> _Work required_
Write out the material exactly. Do not include the pictures.

(Data tied to figure images)

== == ==

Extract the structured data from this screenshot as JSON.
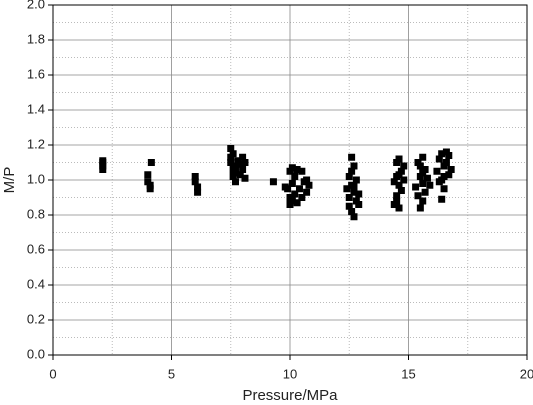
{
  "chart_data": {
    "type": "scatter",
    "x_label": "Pressure/MPa",
    "y_label": "M/P",
    "xlim": [
      0,
      20
    ],
    "xticks": [
      0,
      5,
      10,
      15,
      20
    ],
    "ylim": [
      0,
      2
    ],
    "yticks": [
      {
        "value": 0,
        "label": "0.0"
      },
      0.2,
      0.4,
      0.6,
      0.8,
      {
        "value": 1,
        "label": "1.0"
      },
      1.2,
      1.4,
      1.6,
      1.8,
      {
        "value": 2,
        "label": "2.0"
      }
    ],
    "grid": true,
    "color": "#000000",
    "x": [
      2.1,
      2.1,
      2.1,
      2.1,
      4.0,
      4.0,
      4.1,
      4.1,
      4.15,
      6.0,
      6.0,
      6.1,
      6.1,
      7.5,
      7.5,
      7.5,
      7.6,
      7.6,
      7.6,
      7.7,
      7.7,
      7.7,
      7.8,
      7.9,
      7.9,
      8.0,
      8.0,
      8.1,
      8.1,
      9.3,
      9.8,
      9.9,
      10.0,
      10.0,
      10.0,
      10.1,
      10.1,
      10.1,
      10.2,
      10.2,
      10.3,
      10.3,
      10.4,
      10.5,
      10.5,
      10.6,
      10.7,
      10.7,
      10.8,
      12.4,
      12.5,
      12.5,
      12.5,
      12.6,
      12.6,
      12.6,
      12.7,
      12.7,
      12.7,
      12.8,
      12.8,
      12.9,
      12.9,
      12.6,
      12.7,
      14.4,
      14.4,
      14.5,
      14.5,
      14.5,
      14.6,
      14.6,
      14.6,
      14.7,
      14.7,
      14.8,
      14.8,
      14.6,
      14.5,
      15.3,
      15.4,
      15.4,
      15.5,
      15.5,
      15.6,
      15.6,
      15.6,
      15.7,
      15.7,
      15.8,
      15.9,
      15.5,
      15.6,
      16.2,
      16.3,
      16.3,
      16.4,
      16.4,
      16.5,
      16.5,
      16.5,
      16.6,
      16.6,
      16.7,
      16.7,
      16.8,
      16.4
    ],
    "values": [
      1.06,
      1.08,
      1.1,
      1.11,
      1.03,
      0.99,
      0.97,
      0.95,
      1.1,
      1.02,
      0.99,
      0.96,
      0.93,
      1.18,
      1.13,
      1.1,
      1.15,
      1.06,
      1.02,
      1.08,
      1.04,
      0.99,
      1.11,
      1.09,
      1.03,
      1.13,
      1.06,
      1.1,
      1.01,
      0.99,
      0.96,
      0.95,
      1.05,
      0.9,
      0.86,
      1.07,
      0.98,
      0.88,
      1.02,
      0.92,
      1.06,
      0.87,
      0.95,
      1.05,
      0.9,
      0.99,
      1.0,
      0.93,
      0.97,
      0.95,
      1.02,
      0.9,
      0.85,
      1.13,
      0.97,
      0.82,
      1.08,
      0.93,
      0.79,
      1.0,
      0.88,
      0.92,
      0.86,
      1.05,
      0.96,
      0.99,
      0.86,
      1.1,
      1.02,
      0.91,
      1.12,
      0.97,
      0.84,
      1.05,
      0.94,
      1.08,
      1.0,
      1.03,
      0.88,
      0.96,
      1.1,
      0.91,
      1.02,
      0.84,
      1.13,
      0.98,
      0.88,
      1.06,
      0.93,
      1.01,
      0.97,
      1.08,
      1.04,
      1.05,
      1.12,
      0.99,
      1.15,
      0.89,
      1.08,
      1.02,
      0.95,
      1.16,
      1.1,
      1.14,
      1.03,
      1.06,
      1.0
    ]
  }
}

== == ==

> _The completed task_
Extract the structured data from this screenshot as JSON.
{
  "chart_data": {
    "type": "scatter",
    "x_label": "Pressure/MPa",
    "y_label": "M/P",
    "xlim": [
      0,
      20
    ],
    "xticks": [
      0,
      5,
      10,
      15,
      20
    ],
    "ylim": [
      0,
      2
    ],
    "yticks": [
      {
        "value": 0,
        "label": "0.0"
      },
      0.2,
      0.4,
      0.6,
      0.8,
      {
        "value": 1,
        "label": "1.0"
      },
      1.2,
      1.4,
      1.6,
      1.8,
      {
        "value": 2,
        "label": "2.0"
      }
    ],
    "grid": true,
    "color": "#000000",
    "x": [
      2.1,
      2.1,
      2.1,
      2.1,
      4.0,
      4.0,
      4.1,
      4.1,
      4.15,
      6.0,
      6.0,
      6.1,
      6.1,
      7.5,
      7.5,
      7.5,
      7.6,
      7.6,
      7.6,
      7.7,
      7.7,
      7.7,
      7.8,
      7.9,
      7.9,
      8.0,
      8.0,
      8.1,
      8.1,
      9.3,
      9.8,
      9.9,
      10.0,
      10.0,
      10.0,
      10.1,
      10.1,
      10.1,
      10.2,
      10.2,
      10.3,
      10.3,
      10.4,
      10.5,
      10.5,
      10.6,
      10.7,
      10.7,
      10.8,
      12.4,
      12.5,
      12.5,
      12.5,
      12.6,
      12.6,
      12.6,
      12.7,
      12.7,
      12.7,
      12.8,
      12.8,
      12.9,
      12.9,
      12.6,
      12.7,
      14.4,
      14.4,
      14.5,
      14.5,
      14.5,
      14.6,
      14.6,
      14.6,
      14.7,
      14.7,
      14.8,
      14.8,
      14.6,
      14.5,
      15.3,
      15.4,
      15.4,
      15.5,
      15.5,
      15.6,
      15.6,
      15.6,
      15.7,
      15.7,
      15.8,
      15.9,
      15.5,
      15.6,
      16.2,
      16.3,
      16.3,
      16.4,
      16.4,
      16.5,
      16.5,
      16.5,
      16.6,
      16.6,
      16.7,
      16.7,
      16.8,
      16.4
    ],
    "values": [
      1.06,
      1.08,
      1.1,
      1.11,
      1.03,
      0.99,
      0.97,
      0.95,
      1.1,
      1.02,
      0.99,
      0.96,
      0.93,
      1.18,
      1.13,
      1.1,
      1.15,
      1.06,
      1.02,
      1.08,
      1.04,
      0.99,
      1.11,
      1.09,
      1.03,
      1.13,
      1.06,
      1.1,
      1.01,
      0.99,
      0.96,
      0.95,
      1.05,
      0.9,
      0.86,
      1.07,
      0.98,
      0.88,
      1.02,
      0.92,
      1.06,
      0.87,
      0.95,
      1.05,
      0.9,
      0.99,
      1.0,
      0.93,
      0.97,
      0.95,
      1.02,
      0.9,
      0.85,
      1.13,
      0.97,
      0.82,
      1.08,
      0.93,
      0.79,
      1.0,
      0.88,
      0.92,
      0.86,
      1.05,
      0.96,
      0.99,
      0.86,
      1.1,
      1.02,
      0.91,
      1.12,
      0.97,
      0.84,
      1.05,
      0.94,
      1.08,
      1.0,
      1.03,
      0.88,
      0.96,
      1.1,
      0.91,
      1.02,
      0.84,
      1.13,
      0.98,
      0.88,
      1.06,
      0.93,
      1.01,
      0.97,
      1.08,
      1.04,
      1.05,
      1.12,
      0.99,
      1.15,
      0.89,
      1.08,
      1.02,
      0.95,
      1.16,
      1.1,
      1.14,
      1.03,
      1.06,
      1.0
    ]
  }
}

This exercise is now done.